◆ Text block:
- - - -

User-defined metadata: the multidimensional database consists of one or more OLAP cubes, which are based on facts and dimensions, closely following the definitions known from the information marts created in the previous chapter. SSAS also supports hierarchies, and the option to combine facts from multiple OLAP cubes. If the relational foundation was built using the principles in the previous chapter, it becomes possible to run queries across multiple OLAP cubes.
Query performance: SSAS provides superior query performance when dealing with analytic queries. Such queries are characterized by grouping and aggregating when executed against a relational database.
Aggregation management: one of the reasons why OLAP cubes provide superior performance for analytic queries is the fact that they precompute the data at different grain levels. This aggregation management is transparent to the business user.
Calculations: in some cases, it is required to add calculations to the OLAP cube, for example when dealing with percentages. SSAS provides such calculated measures among other calculations.
Security provisions: SSAS provides complex security rules to protect the aggregated data against unauthorized use.
As a summary, SSAS is best for providing aggregated information. It is not a good database to provide detailed information, typically dealt with in operational business processes. This is where a relational database or a NoSQL environment becomes more appropriate.
The goal of this last chapter is to complete the end-to-end discussion about how to build a scalable data warehouse. It is not going to replace an OLAP or SSAS book. It will, however, focus on some characteristics that are unique for information marts prepared and built during the previous chapters (even though there are only a few, mainly due to the fact that we’re dealing with virtualized information marts).

15.1. Accessing the Information Mart

The information mart provides all the information that should be presented to the end-user. If this is not the case, because some data from the Raw Data Vault is missing, it should be included by the information mart first, before the SSAS database is being built. Accessing the Raw Data Vault or the Business Vault directly to retrieve additional information or raw data that is not available in the information mart should be avoided.

- - - -

◆ Data excerpts:
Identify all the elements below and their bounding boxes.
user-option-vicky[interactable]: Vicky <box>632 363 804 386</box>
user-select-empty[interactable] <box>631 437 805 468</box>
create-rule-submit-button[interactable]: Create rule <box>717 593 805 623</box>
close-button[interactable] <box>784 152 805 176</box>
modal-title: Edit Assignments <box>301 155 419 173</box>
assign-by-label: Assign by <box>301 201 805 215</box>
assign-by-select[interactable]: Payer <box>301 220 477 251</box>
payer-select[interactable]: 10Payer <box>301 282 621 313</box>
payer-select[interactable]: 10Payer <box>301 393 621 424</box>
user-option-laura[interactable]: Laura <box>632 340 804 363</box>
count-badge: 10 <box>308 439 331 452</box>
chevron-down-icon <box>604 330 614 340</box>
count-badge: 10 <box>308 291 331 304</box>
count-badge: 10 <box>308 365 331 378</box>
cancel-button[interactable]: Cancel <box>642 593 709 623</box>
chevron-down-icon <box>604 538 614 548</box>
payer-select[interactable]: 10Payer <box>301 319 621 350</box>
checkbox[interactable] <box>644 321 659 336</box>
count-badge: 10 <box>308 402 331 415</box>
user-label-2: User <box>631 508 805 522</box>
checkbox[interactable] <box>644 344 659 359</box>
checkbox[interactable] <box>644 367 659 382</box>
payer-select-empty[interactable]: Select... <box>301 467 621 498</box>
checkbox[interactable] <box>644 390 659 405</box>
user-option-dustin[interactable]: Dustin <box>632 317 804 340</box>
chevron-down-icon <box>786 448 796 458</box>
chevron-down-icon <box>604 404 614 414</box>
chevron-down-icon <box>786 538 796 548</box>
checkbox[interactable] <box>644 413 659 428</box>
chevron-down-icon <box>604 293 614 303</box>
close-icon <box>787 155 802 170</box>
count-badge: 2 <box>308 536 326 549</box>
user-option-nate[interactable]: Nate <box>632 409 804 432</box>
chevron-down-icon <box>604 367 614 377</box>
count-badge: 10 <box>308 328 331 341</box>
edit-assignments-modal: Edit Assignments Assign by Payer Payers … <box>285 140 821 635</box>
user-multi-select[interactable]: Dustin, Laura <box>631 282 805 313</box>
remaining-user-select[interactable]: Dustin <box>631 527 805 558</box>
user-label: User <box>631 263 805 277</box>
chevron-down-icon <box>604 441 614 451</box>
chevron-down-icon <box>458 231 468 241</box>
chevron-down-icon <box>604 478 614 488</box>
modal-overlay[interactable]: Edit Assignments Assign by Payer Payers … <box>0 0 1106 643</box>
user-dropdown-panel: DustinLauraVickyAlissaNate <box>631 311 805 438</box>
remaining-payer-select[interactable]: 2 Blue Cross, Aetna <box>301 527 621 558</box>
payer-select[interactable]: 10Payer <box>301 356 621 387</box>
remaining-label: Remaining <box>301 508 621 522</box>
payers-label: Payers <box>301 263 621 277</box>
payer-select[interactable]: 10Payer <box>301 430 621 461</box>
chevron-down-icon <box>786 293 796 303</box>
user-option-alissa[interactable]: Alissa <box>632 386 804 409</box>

- - - -

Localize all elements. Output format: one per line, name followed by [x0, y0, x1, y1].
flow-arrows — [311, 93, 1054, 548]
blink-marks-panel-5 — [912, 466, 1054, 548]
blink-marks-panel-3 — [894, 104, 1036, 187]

- - - -

◆ Written tasks:
• 1. Answer these questions using the SSAS text:
(a) What does SSAS provide to protect the aggregated data?
(b) What is one reason OLAP cubes give superior performance for analytic queries?
(c) What should be avoided when data needed for the SSAS database is not available in the information mart?
• 2. Continue the SSAS text from its last sentence.

◆ Answers:
• 1.
(a) SSAS provides complex security rules to protect the aggregated data against unauthorized use.
(b) OLAP cubes precompute the data at different grain levels.
(c) Accessing the Raw Data Vault or the Business Vault directly to retrieve that additional information or raw data should be avoided.

• 2.
Also, there might be multiple information marts. Each OLAP cube should only access one information mart in most cases. If data is required from other information marts, this data should be added to the primary information mart. With virtualized facts and dimensions, this becomes very easy and doesn’t require additional storage. In some cases, it requires that business logic needs to be moved upstream from the loading procedures of the second information mart into the Business Vault in order to be accessible for the primary information mart. This is the desired solution because the Business Vault should provide reusable business rules, not any one of the information marts.

15.1.1. Creating a Data Source

Therefore, there should be only one information mart required to build the SSAS database. Create a new Analysis Services Multidimensional and Data Mining Project in Microsoft SQL Server Data Tools and add a new data source to the project.
Create a new data source in the solution explorer. The data source wizard is presented. After the initial welcome page, a page appears that is used to select the connection string. If the connection string for the information mart is not available yet, create one by selecting the new button. The dialog in Figure 15.1 is shown.
image
Figure 15.1 Create connection to information mart.
Enter the server name, your user credentials to the information mart and the database that provides the relational information mart entities. After selecting the OK button, the connection appears in the previous dialog, as shown in Figure 15.2.
image
Figure 15.2 Select information mart connection in the data source wizard.
Make sure that the connection to the information mart is selected and select the next button. The next dialog configures the impersonation information of Analysis Services (Figure 15.3).
image
Figure 15.3 Impersonation information configuration.
The provided settings are used by Analysis Services to connect to the relational information mart. The following options are available [3]:
1. Use a specific Windows user name and password: this option allows a specific user account and its password to be provided, to access the relational information mart. It is a useful option if a dedicated Windows user account was created to access the information mart, for example with only read-only privileges.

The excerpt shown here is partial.